Aim of the task: Can you find the lines of the listing that include "source" and copy every one?

Raw data:
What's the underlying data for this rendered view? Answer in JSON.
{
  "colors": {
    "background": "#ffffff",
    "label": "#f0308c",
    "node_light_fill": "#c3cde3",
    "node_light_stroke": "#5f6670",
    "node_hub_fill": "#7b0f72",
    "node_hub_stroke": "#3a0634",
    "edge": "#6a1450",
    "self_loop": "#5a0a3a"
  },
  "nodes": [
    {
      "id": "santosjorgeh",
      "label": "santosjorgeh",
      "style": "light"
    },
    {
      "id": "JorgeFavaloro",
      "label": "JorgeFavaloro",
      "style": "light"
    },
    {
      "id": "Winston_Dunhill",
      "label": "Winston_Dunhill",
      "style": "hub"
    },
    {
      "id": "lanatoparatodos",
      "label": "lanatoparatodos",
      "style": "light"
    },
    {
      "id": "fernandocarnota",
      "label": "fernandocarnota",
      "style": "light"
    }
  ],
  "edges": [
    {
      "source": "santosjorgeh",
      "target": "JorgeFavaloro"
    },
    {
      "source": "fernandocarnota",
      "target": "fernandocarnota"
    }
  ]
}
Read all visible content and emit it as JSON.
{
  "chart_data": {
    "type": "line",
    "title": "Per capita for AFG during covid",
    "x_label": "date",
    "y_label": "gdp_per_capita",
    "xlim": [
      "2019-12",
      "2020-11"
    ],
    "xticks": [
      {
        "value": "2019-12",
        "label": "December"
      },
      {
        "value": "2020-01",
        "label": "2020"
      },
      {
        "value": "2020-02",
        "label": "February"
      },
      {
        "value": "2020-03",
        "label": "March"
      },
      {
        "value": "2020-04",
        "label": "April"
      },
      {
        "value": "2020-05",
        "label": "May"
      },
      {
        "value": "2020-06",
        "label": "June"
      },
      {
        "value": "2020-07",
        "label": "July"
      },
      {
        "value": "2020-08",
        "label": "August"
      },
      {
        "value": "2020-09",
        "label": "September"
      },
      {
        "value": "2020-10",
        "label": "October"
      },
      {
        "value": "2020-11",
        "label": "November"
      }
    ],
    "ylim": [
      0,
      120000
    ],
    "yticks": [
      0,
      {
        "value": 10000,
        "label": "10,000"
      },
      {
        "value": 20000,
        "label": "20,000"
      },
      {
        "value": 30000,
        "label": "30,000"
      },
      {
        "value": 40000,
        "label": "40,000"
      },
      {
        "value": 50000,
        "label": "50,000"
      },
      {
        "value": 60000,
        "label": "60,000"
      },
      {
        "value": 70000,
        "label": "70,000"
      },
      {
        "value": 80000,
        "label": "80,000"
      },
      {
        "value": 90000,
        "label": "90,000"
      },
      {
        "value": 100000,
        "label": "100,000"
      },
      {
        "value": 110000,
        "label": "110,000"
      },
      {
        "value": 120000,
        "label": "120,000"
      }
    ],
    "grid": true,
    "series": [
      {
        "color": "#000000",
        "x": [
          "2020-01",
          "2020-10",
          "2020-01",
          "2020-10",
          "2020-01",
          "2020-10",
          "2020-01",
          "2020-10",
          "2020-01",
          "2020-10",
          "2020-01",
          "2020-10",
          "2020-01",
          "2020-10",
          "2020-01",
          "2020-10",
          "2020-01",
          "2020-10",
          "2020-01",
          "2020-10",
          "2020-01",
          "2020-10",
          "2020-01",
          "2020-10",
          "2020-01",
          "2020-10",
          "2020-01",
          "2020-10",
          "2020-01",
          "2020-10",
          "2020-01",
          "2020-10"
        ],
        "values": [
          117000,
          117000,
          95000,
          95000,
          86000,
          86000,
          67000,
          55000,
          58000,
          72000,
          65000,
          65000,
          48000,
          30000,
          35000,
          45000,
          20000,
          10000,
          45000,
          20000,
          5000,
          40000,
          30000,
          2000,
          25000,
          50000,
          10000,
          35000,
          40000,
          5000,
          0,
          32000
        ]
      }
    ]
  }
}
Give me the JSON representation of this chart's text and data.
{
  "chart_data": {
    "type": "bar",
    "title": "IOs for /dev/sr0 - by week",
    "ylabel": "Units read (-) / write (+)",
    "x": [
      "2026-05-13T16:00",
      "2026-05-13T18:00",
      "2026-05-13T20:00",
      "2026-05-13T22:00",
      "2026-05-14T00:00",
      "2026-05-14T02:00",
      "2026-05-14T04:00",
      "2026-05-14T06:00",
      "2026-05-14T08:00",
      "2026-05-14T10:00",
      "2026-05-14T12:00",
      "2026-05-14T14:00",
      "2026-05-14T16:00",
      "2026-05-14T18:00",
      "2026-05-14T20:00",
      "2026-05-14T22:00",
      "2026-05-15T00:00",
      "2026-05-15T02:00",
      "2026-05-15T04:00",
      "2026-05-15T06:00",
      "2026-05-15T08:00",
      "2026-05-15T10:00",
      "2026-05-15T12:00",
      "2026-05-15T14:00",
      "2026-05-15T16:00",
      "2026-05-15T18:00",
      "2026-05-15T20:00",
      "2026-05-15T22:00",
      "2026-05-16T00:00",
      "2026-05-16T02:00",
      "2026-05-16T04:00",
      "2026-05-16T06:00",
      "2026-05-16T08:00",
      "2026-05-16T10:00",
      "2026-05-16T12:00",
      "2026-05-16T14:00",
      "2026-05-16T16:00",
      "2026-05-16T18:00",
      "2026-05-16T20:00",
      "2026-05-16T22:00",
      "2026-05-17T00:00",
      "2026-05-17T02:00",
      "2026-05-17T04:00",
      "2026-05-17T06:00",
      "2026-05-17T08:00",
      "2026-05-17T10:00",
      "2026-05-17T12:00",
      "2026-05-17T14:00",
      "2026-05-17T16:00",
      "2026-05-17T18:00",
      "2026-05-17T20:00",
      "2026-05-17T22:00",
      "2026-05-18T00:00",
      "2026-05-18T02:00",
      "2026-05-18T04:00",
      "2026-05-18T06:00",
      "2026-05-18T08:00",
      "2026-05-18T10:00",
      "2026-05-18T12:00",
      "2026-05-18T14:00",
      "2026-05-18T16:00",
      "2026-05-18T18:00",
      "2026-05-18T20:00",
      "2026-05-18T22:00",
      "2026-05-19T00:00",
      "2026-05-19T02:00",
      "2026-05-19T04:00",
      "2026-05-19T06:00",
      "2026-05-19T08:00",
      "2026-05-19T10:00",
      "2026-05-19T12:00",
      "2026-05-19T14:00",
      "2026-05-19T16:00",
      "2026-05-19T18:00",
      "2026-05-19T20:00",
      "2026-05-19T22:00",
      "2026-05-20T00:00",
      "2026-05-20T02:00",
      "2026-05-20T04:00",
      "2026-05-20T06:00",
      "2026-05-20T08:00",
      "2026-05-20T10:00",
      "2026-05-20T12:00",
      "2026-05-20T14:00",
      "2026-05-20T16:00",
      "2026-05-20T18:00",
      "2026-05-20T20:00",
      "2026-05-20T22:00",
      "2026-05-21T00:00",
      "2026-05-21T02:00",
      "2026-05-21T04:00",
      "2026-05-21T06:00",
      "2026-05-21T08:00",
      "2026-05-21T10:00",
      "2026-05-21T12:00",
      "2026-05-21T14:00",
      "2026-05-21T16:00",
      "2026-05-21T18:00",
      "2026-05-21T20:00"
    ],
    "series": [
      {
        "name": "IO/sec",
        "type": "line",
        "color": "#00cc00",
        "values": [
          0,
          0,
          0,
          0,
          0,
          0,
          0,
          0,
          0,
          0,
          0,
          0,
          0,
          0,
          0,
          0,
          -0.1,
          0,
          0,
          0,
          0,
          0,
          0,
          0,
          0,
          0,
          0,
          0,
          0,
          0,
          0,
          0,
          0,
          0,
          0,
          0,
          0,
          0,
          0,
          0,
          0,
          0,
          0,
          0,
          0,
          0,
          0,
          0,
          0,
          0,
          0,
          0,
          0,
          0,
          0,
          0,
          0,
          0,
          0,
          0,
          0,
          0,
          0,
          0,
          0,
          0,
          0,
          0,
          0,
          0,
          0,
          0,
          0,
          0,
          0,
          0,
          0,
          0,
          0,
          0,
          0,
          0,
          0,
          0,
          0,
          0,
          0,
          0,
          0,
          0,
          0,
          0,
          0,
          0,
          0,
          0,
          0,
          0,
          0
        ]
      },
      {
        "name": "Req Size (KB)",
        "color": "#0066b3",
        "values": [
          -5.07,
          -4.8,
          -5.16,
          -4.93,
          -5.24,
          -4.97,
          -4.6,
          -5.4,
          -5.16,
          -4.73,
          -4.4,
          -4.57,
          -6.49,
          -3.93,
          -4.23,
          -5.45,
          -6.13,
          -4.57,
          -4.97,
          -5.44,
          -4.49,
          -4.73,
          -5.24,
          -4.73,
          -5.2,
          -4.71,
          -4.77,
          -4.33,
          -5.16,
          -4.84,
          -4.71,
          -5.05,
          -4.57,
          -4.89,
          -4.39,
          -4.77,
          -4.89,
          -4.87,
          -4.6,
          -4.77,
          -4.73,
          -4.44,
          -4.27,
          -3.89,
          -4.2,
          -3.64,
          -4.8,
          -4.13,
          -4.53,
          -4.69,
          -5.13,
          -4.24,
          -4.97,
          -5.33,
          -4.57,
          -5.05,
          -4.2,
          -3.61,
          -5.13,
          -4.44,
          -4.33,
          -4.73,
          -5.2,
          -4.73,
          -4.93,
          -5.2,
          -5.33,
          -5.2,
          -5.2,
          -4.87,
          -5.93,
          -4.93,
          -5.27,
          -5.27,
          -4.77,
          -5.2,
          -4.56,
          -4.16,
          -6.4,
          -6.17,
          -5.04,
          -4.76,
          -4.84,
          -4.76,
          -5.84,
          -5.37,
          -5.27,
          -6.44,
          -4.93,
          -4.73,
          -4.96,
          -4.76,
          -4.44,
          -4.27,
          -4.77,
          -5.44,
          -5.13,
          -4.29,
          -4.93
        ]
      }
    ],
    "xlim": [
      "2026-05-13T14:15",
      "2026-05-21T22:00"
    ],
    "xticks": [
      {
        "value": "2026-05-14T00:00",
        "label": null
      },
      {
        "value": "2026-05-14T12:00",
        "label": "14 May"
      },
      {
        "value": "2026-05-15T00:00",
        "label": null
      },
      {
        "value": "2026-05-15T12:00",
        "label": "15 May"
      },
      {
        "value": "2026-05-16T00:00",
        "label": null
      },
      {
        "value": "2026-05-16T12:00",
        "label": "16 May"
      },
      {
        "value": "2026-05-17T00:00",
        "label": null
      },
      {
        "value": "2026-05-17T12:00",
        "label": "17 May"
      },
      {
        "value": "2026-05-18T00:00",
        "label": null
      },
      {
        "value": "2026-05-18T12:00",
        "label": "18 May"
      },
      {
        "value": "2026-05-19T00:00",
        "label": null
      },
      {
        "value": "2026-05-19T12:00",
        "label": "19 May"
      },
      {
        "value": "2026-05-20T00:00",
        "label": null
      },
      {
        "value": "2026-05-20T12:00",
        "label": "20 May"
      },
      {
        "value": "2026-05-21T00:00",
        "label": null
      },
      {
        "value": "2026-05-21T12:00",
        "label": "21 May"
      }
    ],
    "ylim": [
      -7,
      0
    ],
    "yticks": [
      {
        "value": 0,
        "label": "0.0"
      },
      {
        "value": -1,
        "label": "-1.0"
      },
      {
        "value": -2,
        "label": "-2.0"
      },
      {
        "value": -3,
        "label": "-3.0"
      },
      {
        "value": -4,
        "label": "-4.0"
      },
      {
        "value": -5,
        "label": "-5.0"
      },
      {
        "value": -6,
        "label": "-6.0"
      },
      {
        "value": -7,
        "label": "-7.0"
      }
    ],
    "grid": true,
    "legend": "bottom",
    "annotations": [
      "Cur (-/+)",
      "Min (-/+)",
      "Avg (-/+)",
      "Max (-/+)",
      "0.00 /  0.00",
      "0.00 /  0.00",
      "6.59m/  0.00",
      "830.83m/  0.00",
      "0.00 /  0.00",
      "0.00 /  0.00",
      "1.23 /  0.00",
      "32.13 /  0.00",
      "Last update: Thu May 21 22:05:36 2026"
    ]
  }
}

Response for this exercise:
      "source": "santosjorgeh",
      "source": "fernandocarnota",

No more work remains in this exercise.